● DO THIS:
Below are records to transcribe exactly, without their pictures.

● Items from a data source:
◇ ◇ ◇ ◇ ◇

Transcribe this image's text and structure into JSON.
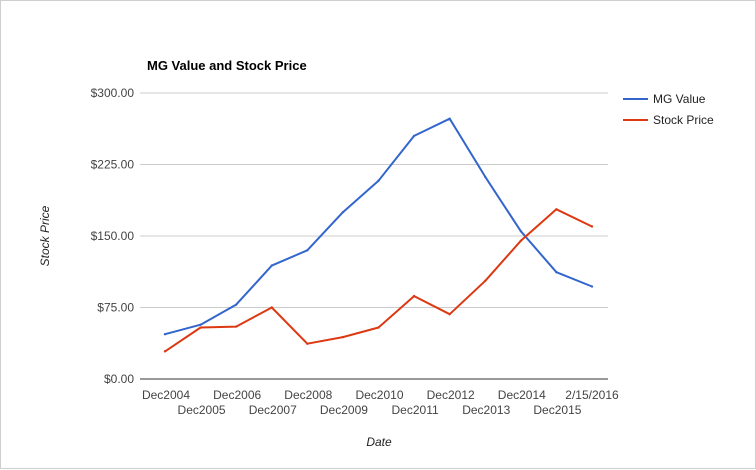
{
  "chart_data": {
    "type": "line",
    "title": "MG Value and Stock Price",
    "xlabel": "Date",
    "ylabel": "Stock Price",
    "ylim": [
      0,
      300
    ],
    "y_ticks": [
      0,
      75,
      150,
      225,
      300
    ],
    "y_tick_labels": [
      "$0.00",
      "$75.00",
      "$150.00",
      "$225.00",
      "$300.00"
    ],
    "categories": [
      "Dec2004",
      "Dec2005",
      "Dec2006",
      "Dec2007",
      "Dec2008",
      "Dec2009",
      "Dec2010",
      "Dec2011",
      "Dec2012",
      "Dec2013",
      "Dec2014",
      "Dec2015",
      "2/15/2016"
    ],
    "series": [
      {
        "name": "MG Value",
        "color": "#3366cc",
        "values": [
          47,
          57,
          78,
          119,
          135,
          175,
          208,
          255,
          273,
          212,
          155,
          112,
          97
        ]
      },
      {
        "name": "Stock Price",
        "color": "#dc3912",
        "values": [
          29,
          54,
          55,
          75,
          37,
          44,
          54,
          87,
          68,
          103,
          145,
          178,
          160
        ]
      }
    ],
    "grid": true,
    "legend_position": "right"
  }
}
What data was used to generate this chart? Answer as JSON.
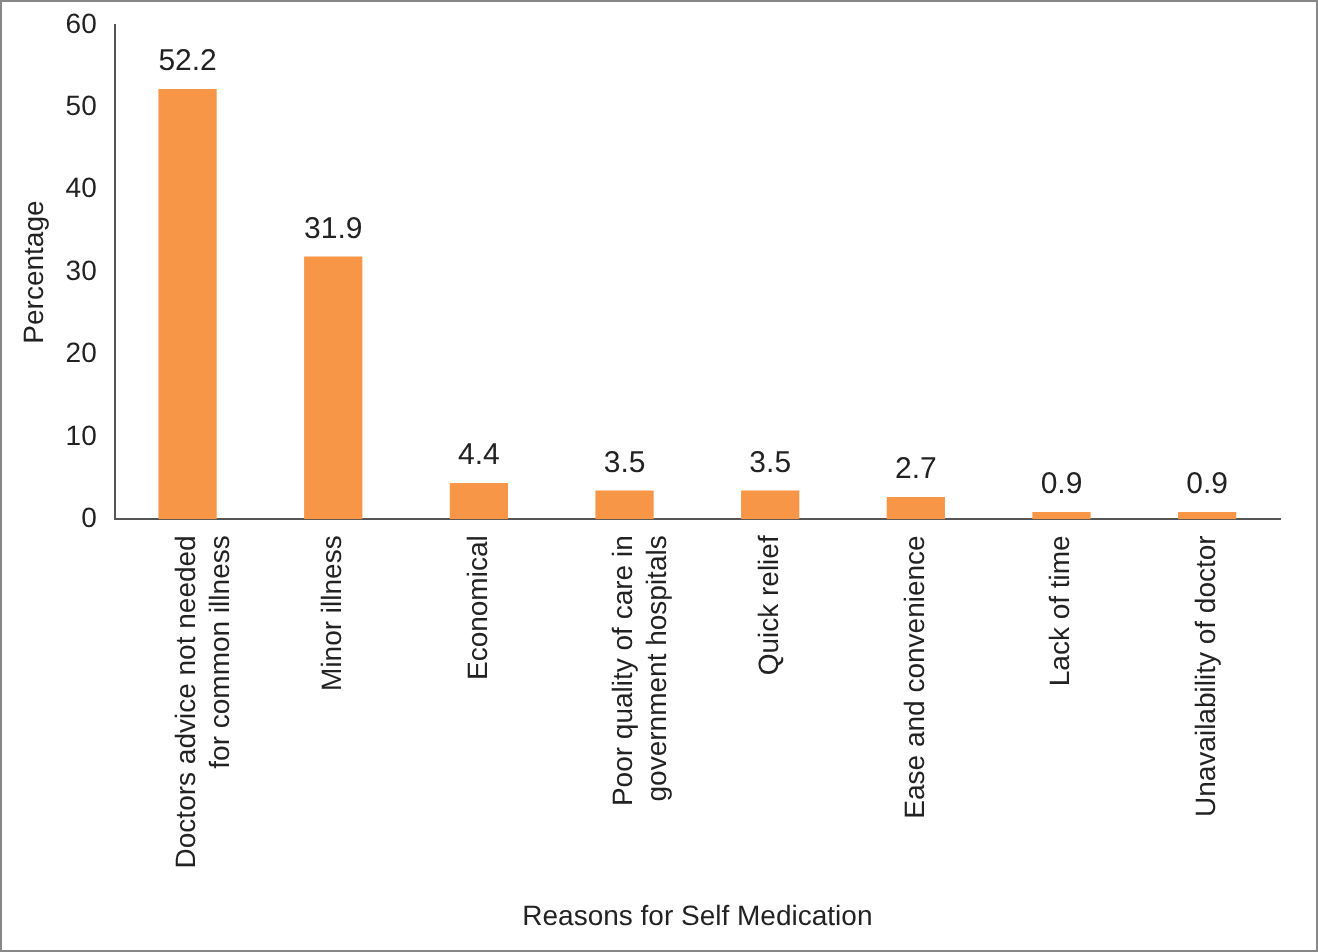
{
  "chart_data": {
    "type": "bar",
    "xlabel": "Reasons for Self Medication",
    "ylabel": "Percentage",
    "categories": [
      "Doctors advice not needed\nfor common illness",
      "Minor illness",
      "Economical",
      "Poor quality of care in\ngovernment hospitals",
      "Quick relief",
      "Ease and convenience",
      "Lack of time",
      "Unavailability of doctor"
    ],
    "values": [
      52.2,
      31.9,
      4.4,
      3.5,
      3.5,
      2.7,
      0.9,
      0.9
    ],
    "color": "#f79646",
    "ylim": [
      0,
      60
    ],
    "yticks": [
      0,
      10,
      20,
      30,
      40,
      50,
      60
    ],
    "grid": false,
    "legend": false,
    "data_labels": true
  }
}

◇ ◇ ◇ ◇ ◇

● THE REPLY:
Transcribe this image's text and structure into JSON.
{
  "chart_data": {
    "type": "line",
    "title": "MG Value and Stock Price",
    "xlabel": "Date",
    "ylabel": "Stock Price",
    "ylim": [
      0,
      300
    ],
    "y_ticks": [
      0,
      75,
      150,
      225,
      300
    ],
    "y_tick_labels": [
      "$0.00",
      "$75.00",
      "$150.00",
      "$225.00",
      "$300.00"
    ],
    "categories": [
      "Dec2004",
      "Dec2005",
      "Dec2006",
      "Dec2007",
      "Dec2008",
      "Dec2009",
      "Dec2010",
      "Dec2011",
      "Dec2012",
      "Dec2013",
      "Dec2014",
      "Dec2015",
      "2/15/2016"
    ],
    "series": [
      {
        "name": "MG Value",
        "color": "#3366cc",
        "values": [
          47,
          57,
          78,
          119,
          135,
          175,
          208,
          255,
          273,
          212,
          155,
          112,
          97
        ]
      },
      {
        "name": "Stock Price",
        "color": "#dc3912",
        "values": [
          29,
          54,
          55,
          75,
          37,
          44,
          54,
          87,
          68,
          103,
          145,
          178,
          160
        ]
      }
    ],
    "grid": true,
    "legend_position": "right"
  }
}
What data was used to generate this chart? Answer as JSON.
{
  "chart_data": {
    "type": "bar",
    "xlabel": "Reasons for Self Medication",
    "ylabel": "Percentage",
    "categories": [
      "Doctors advice not needed\nfor common illness",
      "Minor illness",
      "Economical",
      "Poor quality of care in\ngovernment hospitals",
      "Quick relief",
      "Ease and convenience",
      "Lack of time",
      "Unavailability of doctor"
    ],
    "values": [
      52.2,
      31.9,
      4.4,
      3.5,
      3.5,
      2.7,
      0.9,
      0.9
    ],
    "color": "#f79646",
    "ylim": [
      0,
      60
    ],
    "yticks": [
      0,
      10,
      20,
      30,
      40,
      50,
      60
    ],
    "grid": false,
    "legend": false,
    "data_labels": true
  }
}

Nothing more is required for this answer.